Print out each entry below exactly, please.
§
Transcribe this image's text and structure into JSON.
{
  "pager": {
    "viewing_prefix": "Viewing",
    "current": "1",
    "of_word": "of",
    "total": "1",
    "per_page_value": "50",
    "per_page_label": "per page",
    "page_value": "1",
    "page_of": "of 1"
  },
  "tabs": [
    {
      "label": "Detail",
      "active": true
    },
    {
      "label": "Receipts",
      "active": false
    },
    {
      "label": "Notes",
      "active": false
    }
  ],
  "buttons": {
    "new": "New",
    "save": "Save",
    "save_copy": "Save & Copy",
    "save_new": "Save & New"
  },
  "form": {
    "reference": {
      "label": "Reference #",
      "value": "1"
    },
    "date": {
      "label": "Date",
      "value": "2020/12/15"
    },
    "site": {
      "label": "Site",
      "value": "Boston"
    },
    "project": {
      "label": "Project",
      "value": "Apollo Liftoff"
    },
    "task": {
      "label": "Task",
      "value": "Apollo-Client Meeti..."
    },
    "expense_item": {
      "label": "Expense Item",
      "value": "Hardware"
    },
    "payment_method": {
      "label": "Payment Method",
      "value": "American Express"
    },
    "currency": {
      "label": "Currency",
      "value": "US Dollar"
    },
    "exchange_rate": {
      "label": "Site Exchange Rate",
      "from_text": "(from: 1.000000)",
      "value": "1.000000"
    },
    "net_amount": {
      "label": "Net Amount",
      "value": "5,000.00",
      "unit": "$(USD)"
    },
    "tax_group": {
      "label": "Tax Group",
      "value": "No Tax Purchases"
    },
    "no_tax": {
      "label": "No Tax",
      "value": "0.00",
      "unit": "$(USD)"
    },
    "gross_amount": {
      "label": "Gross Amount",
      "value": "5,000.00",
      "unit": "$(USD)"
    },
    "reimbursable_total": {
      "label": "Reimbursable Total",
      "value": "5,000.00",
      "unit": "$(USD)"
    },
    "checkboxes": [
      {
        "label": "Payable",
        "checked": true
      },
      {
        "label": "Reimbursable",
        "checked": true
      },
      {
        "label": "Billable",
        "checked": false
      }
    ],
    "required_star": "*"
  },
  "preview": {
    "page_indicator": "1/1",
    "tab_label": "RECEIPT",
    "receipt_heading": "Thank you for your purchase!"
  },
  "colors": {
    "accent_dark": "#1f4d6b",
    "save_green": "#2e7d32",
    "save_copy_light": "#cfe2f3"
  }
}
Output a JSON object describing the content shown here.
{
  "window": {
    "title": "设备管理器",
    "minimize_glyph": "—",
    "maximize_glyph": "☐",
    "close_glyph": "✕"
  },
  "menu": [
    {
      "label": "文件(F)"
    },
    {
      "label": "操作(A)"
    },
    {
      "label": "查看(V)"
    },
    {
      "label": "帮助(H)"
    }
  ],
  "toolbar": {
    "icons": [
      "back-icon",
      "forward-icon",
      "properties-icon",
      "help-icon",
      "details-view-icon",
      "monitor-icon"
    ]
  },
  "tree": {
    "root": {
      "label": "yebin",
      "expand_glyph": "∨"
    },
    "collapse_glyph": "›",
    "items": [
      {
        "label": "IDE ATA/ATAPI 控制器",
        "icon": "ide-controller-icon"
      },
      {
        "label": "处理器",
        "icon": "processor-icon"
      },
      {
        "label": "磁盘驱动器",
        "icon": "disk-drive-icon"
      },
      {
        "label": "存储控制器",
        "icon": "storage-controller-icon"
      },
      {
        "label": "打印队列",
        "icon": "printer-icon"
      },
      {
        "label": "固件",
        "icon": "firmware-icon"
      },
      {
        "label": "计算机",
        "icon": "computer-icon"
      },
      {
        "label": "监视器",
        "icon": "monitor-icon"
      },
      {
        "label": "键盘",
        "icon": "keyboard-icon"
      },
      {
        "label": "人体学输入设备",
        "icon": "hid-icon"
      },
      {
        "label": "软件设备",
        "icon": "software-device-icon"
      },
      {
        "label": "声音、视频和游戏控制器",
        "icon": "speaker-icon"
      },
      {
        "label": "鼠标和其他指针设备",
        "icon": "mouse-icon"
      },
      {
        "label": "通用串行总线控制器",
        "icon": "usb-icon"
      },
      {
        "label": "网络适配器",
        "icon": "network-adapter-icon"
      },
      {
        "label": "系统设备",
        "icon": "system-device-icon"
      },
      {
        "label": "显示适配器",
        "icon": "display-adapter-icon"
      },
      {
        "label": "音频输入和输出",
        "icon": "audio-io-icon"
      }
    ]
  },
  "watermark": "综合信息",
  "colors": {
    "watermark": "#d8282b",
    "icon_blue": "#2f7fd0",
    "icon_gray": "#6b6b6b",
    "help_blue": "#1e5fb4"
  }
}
§
Response below:
Transcribe this image's text and structure into JSON.
{
  "pager": {
    "viewing_prefix": "Viewing",
    "current": "1",
    "of_word": "of",
    "total": "1",
    "per_page_value": "50",
    "per_page_label": "per page",
    "page_value": "1",
    "page_of": "of 1"
  },
  "tabs": [
    {
      "label": "Detail",
      "active": true
    },
    {
      "label": "Receipts",
      "active": false
    },
    {
      "label": "Notes",
      "active": false
    }
  ],
  "buttons": {
    "new": "New",
    "save": "Save",
    "save_copy": "Save & Copy",
    "save_new": "Save & New"
  },
  "form": {
    "reference": {
      "label": "Reference #",
      "value": "1"
    },
    "date": {
      "label": "Date",
      "value": "2020/12/15"
    },
    "site": {
      "label": "Site",
      "value": "Boston"
    },
    "project": {
      "label": "Project",
      "value": "Apollo Liftoff"
    },
    "task": {
      "label": "Task",
      "value": "Apollo-Client Meeti..."
    },
    "expense_item": {
      "label": "Expense Item",
      "value": "Hardware"
    },
    "payment_method": {
      "label": "Payment Method",
      "value": "American Express"
    },
    "currency": {
      "label": "Currency",
      "value": "US Dollar"
    },
    "exchange_rate": {
      "label": "Site Exchange Rate",
      "from_text": "(from: 1.000000)",
      "value": "1.000000"
    },
    "net_amount": {
      "label": "Net Amount",
      "value": "5,000.00",
      "unit": "$(USD)"
    },
    "tax_group": {
      "label": "Tax Group",
      "value": "No Tax Purchases"
    },
    "no_tax": {
      "label": "No Tax",
      "value": "0.00",
      "unit": "$(USD)"
    },
    "gross_amount": {
      "label": "Gross Amount",
      "value": "5,000.00",
      "unit": "$(USD)"
    },
    "reimbursable_total": {
      "label": "Reimbursable Total",
      "value": "5,000.00",
      "unit": "$(USD)"
    },
    "checkboxes": [
      {
        "label": "Payable",
        "checked": true
      },
      {
        "label": "Reimbursable",
        "checked": true
      },
      {
        "label": "Billable",
        "checked": false
      }
    ],
    "required_star": "*"
  },
  "preview": {
    "page_indicator": "1/1",
    "tab_label": "RECEIPT",
    "receipt_heading": "Thank you for your purchase!"
  },
  "colors": {
    "accent_dark": "#1f4d6b",
    "save_green": "#2e7d32",
    "save_copy_light": "#cfe2f3"
  }
}
Output a JSON object describing the content shown here.
{
  "window": {
    "title": "设备管理器",
    "minimize_glyph": "—",
    "maximize_glyph": "☐",
    "close_glyph": "✕"
  },
  "menu": [
    {
      "label": "文件(F)"
    },
    {
      "label": "操作(A)"
    },
    {
      "label": "查看(V)"
    },
    {
      "label": "帮助(H)"
    }
  ],
  "toolbar": {
    "icons": [
      "back-icon",
      "forward-icon",
      "properties-icon",
      "help-icon",
      "details-view-icon",
      "monitor-icon"
    ]
  },
  "tree": {
    "root": {
      "label": "yebin",
      "expand_glyph": "∨"
    },
    "collapse_glyph": "›",
    "items": [
      {
        "label": "IDE ATA/ATAPI 控制器",
        "icon": "ide-controller-icon"
      },
      {
        "label": "处理器",
        "icon": "processor-icon"
      },
      {
        "label": "磁盘驱动器",
        "icon": "disk-drive-icon"
      },
      {
        "label": "存储控制器",
        "icon": "storage-controller-icon"
      },
      {
        "label": "打印队列",
        "icon": "printer-icon"
      },
      {
        "label": "固件",
        "icon": "firmware-icon"
      },
      {
        "label": "计算机",
        "icon": "computer-icon"
      },
      {
        "label": "监视器",
        "icon": "monitor-icon"
      },
      {
        "label": "键盘",
        "icon": "keyboard-icon"
      },
      {
        "label": "人体学输入设备",
        "icon": "hid-icon"
      },
      {
        "label": "软件设备",
        "icon": "software-device-icon"
      },
      {
        "label": "声音、视频和游戏控制器",
        "icon": "speaker-icon"
      },
      {
        "label": "鼠标和其他指针设备",
        "icon": "mouse-icon"
      },
      {
        "label": "通用串行总线控制器",
        "icon": "usb-icon"
      },
      {
        "label": "网络适配器",
        "icon": "network-adapter-icon"
      },
      {
        "label": "系统设备",
        "icon": "system-device-icon"
      },
      {
        "label": "显示适配器",
        "icon": "display-adapter-icon"
      },
      {
        "label": "音频输入和输出",
        "icon": "audio-io-icon"
      }
    ]
  },
  "watermark": "综合信息",
  "colors": {
    "watermark": "#d8282b",
    "icon_blue": "#2f7fd0",
    "icon_gray": "#6b6b6b",
    "help_blue": "#1e5fb4"
  }
}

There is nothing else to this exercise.